— start Data lines —

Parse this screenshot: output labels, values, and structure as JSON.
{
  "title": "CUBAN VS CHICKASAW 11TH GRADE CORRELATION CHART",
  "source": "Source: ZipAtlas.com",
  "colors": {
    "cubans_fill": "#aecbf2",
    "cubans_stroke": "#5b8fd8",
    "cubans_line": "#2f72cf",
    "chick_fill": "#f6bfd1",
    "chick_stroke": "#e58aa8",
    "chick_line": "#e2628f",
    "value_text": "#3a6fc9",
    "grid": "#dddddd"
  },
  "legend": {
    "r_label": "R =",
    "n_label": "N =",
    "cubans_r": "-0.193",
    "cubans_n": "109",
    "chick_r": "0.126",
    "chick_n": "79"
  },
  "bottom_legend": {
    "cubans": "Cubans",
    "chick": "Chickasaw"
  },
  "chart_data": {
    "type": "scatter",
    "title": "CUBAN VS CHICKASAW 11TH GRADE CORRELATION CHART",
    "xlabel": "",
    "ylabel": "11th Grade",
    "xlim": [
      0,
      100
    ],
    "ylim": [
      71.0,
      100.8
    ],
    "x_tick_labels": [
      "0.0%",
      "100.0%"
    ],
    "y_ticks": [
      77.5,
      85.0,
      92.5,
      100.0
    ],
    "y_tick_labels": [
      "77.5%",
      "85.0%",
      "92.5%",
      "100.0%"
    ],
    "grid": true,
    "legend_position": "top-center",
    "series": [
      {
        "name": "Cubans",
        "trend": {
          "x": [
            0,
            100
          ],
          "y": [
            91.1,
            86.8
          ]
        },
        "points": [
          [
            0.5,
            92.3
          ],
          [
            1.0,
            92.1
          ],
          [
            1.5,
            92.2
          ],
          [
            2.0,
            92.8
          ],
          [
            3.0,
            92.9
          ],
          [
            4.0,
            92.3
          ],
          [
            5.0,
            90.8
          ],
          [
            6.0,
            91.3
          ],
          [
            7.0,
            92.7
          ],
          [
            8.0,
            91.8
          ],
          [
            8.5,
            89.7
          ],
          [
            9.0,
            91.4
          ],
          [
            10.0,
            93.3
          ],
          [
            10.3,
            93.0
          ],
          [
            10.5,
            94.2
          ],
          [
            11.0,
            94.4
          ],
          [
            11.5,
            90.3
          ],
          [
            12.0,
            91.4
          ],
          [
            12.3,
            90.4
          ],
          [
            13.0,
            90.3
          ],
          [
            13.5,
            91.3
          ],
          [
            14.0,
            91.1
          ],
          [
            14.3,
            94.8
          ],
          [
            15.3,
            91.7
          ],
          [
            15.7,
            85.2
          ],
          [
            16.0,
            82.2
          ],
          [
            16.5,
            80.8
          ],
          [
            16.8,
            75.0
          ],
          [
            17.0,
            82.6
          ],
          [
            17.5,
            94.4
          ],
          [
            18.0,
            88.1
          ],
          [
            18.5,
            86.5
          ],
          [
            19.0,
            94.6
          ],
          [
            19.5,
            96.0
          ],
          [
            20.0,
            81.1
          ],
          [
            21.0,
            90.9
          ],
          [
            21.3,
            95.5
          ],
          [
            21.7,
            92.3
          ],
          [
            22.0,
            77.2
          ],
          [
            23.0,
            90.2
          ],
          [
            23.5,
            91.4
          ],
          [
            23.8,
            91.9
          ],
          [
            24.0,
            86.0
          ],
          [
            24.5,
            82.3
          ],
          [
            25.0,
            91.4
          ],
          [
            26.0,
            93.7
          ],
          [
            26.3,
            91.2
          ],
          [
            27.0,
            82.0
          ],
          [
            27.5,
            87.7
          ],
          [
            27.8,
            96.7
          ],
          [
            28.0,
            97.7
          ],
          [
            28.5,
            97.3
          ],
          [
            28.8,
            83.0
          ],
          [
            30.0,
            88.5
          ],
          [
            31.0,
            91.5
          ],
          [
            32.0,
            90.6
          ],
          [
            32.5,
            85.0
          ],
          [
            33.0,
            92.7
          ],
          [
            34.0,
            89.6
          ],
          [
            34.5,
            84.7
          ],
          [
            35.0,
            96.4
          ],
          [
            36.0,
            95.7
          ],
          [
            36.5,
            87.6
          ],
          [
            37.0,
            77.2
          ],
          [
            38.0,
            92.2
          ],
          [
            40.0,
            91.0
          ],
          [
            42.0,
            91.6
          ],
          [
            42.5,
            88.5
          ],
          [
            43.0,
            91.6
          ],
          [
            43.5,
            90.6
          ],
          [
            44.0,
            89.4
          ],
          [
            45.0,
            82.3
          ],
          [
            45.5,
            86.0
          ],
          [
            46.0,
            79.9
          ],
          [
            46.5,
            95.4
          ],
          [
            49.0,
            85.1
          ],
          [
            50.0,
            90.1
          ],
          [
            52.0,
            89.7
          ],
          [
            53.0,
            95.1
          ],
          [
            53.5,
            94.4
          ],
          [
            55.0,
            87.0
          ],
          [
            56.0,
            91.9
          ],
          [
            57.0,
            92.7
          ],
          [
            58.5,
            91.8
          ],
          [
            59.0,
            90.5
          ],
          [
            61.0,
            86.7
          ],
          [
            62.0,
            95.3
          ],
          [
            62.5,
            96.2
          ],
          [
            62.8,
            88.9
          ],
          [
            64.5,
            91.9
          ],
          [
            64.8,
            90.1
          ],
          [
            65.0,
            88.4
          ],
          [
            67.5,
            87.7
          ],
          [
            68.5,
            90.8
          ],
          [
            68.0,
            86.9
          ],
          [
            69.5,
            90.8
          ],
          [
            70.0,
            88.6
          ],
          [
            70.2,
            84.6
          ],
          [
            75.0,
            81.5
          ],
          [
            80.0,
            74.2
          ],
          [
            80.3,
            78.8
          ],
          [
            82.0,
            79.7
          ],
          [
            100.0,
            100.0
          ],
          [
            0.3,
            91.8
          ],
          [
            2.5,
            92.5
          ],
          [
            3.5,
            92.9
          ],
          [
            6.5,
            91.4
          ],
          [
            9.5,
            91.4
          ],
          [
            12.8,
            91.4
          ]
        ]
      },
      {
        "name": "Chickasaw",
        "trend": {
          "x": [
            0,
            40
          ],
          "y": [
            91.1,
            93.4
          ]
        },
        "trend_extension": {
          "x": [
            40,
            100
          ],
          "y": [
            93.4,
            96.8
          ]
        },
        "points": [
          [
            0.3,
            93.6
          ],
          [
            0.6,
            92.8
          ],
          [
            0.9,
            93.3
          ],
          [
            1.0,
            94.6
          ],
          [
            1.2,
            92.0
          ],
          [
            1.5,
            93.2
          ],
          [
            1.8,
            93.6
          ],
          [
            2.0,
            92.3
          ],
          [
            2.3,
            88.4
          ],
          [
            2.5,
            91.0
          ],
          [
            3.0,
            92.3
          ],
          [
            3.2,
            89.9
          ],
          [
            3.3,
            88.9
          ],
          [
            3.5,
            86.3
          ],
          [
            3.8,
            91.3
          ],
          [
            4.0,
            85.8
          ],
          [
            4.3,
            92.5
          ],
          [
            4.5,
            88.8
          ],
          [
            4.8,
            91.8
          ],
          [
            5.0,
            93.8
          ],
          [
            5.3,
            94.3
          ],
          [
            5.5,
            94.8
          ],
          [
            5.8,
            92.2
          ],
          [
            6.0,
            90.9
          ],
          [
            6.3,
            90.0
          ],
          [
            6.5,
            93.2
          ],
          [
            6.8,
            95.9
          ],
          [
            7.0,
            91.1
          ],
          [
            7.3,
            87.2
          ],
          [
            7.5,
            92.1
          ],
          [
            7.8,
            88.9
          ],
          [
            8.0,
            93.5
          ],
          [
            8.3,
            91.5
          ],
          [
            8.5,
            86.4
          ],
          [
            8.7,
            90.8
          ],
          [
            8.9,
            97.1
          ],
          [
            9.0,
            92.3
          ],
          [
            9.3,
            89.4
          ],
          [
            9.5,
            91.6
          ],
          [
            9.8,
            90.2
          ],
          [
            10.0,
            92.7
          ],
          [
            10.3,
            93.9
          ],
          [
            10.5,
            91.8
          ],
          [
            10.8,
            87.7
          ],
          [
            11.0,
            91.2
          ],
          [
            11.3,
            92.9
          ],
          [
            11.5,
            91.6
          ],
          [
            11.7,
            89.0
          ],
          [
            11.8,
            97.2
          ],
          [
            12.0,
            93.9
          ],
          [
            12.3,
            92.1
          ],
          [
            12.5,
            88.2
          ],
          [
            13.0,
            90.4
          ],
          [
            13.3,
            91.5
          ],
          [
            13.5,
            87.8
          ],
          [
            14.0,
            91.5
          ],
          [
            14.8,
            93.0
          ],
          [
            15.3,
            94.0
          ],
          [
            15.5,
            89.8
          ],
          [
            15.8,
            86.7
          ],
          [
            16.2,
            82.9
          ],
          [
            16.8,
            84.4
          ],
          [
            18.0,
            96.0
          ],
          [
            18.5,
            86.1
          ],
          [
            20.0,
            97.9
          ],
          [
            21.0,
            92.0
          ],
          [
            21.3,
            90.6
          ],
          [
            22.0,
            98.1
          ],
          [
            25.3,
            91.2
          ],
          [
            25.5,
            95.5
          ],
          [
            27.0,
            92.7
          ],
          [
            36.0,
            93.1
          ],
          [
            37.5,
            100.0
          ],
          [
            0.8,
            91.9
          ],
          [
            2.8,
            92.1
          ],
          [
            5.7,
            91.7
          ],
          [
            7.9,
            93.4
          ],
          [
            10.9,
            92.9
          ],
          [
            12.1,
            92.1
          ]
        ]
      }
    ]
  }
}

— end Data lines —

● Required work
The word "title" may occur in lines of the records. Report how many such lines there are, giving only the number.

● Exercise answer
2